Figure contents as structured data ::
◇ ◇ ◇ ◇

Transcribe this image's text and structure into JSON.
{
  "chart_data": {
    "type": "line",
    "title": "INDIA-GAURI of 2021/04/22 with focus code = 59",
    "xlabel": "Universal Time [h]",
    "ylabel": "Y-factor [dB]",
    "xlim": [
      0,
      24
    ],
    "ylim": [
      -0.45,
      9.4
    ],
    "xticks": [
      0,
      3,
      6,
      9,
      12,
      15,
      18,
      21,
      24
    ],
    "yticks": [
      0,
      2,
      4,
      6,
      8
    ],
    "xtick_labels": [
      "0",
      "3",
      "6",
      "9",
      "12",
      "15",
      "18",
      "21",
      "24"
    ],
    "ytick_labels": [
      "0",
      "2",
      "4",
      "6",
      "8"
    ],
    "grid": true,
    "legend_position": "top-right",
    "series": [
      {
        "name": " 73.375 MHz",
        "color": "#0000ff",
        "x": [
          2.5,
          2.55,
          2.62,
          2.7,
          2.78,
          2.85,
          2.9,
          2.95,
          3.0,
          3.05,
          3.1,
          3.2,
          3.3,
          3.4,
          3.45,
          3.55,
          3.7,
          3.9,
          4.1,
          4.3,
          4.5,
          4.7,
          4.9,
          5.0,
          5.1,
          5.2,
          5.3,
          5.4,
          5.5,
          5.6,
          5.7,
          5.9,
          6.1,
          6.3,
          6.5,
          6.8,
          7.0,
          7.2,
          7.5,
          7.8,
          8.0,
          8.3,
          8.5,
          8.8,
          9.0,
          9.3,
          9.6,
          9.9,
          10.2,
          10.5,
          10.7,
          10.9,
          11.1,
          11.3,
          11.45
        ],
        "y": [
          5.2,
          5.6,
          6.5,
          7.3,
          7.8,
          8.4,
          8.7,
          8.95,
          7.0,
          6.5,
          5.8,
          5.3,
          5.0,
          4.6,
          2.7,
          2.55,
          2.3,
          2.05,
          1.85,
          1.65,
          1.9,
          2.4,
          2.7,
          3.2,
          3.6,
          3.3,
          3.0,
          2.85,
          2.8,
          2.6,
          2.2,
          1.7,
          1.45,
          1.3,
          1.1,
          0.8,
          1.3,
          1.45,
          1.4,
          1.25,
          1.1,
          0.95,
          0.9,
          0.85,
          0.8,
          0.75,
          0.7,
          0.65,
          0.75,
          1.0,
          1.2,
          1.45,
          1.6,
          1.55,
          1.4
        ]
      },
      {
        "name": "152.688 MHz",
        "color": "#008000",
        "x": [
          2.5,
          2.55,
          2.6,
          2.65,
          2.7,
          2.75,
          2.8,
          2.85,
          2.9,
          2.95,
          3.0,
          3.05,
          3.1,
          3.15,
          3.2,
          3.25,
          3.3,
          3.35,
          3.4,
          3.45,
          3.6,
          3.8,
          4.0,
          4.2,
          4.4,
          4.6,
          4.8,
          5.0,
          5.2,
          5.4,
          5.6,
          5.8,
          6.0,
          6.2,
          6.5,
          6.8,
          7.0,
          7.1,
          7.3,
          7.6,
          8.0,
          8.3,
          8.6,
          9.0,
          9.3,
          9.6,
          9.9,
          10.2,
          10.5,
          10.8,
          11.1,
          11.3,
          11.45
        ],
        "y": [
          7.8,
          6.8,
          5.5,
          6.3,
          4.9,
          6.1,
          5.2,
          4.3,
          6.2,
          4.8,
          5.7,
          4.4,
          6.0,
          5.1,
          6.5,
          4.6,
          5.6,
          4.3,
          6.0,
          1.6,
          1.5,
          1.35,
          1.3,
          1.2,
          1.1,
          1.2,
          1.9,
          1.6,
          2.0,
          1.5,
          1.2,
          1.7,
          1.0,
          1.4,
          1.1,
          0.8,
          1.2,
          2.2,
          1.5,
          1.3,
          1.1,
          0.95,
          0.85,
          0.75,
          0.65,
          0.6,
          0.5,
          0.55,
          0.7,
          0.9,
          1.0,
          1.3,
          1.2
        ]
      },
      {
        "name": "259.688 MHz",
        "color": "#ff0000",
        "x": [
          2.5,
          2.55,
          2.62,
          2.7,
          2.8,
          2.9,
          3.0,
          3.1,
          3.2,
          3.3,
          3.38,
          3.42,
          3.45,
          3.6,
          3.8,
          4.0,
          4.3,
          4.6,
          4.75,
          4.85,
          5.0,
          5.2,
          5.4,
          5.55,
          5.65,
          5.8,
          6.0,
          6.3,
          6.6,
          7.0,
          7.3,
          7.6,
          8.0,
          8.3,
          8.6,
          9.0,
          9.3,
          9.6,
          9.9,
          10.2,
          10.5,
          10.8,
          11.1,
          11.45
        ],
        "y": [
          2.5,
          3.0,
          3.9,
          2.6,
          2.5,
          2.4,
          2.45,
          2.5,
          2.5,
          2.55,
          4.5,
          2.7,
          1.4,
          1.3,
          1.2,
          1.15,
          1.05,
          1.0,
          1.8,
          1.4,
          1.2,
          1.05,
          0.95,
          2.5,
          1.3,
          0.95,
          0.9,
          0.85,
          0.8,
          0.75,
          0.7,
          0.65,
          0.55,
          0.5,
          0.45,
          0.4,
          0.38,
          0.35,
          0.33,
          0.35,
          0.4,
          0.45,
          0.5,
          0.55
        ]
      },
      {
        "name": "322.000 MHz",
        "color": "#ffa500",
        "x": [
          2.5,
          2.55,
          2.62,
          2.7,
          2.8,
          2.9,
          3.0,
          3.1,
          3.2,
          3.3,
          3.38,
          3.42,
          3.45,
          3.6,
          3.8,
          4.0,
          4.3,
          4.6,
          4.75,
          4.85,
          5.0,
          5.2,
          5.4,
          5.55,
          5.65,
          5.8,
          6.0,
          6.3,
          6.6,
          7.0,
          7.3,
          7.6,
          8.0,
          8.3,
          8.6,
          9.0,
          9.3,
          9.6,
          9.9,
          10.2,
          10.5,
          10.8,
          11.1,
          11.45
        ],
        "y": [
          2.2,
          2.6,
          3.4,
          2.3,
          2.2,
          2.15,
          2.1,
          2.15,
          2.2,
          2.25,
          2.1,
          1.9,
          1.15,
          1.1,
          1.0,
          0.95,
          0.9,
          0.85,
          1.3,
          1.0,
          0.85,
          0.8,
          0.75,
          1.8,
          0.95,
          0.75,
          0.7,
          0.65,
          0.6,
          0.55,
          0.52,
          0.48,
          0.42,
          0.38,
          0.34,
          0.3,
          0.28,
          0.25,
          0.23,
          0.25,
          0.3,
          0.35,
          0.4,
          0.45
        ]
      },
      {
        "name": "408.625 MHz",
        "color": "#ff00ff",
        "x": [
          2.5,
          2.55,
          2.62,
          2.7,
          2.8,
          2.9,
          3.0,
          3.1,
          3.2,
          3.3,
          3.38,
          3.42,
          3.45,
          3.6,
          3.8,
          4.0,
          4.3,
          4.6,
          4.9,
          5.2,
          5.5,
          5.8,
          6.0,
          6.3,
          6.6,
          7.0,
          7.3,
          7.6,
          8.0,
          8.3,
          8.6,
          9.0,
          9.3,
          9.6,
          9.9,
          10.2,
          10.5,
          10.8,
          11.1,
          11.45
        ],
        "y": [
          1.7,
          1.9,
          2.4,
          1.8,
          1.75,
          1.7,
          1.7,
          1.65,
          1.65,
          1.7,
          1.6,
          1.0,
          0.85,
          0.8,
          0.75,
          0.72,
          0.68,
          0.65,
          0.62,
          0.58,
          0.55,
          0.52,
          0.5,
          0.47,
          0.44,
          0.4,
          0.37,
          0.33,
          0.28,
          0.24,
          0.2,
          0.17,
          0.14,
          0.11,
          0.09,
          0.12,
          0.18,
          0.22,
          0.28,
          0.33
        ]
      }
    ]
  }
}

◇ ◇ ◇ ◇

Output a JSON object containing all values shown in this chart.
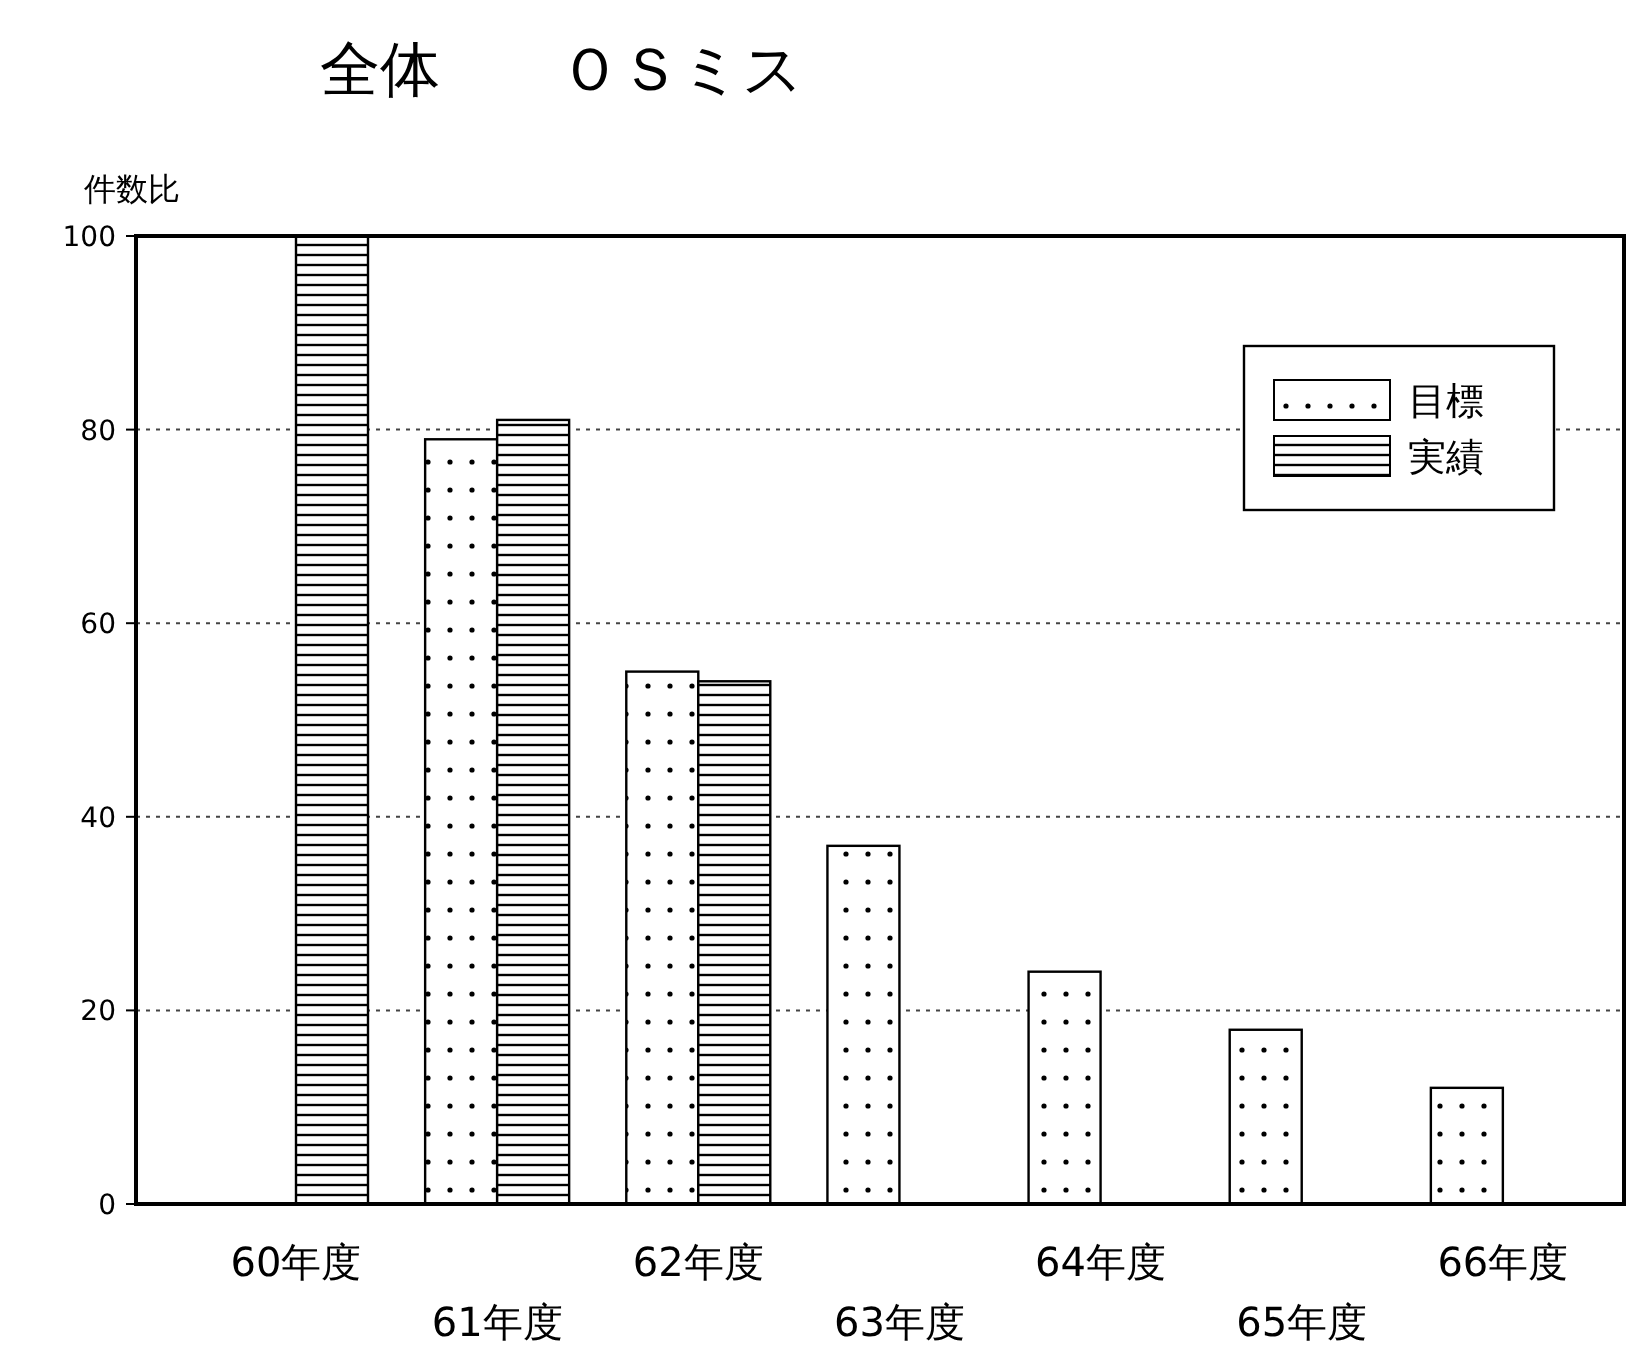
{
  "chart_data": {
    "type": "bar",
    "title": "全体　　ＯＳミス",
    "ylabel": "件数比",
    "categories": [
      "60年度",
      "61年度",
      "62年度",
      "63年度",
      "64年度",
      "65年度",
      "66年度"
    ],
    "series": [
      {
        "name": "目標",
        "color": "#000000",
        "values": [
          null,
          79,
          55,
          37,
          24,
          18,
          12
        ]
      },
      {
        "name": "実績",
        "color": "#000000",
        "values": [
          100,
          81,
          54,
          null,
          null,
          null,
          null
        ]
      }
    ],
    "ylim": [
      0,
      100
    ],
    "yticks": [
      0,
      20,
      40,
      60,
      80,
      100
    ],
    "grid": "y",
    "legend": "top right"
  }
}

◇ ◇ ◇ ◇

EXERCISE DIRECTIONS :: Your answer should be only the number of lines that hold the word "right".

TASK SOLUTION :: 2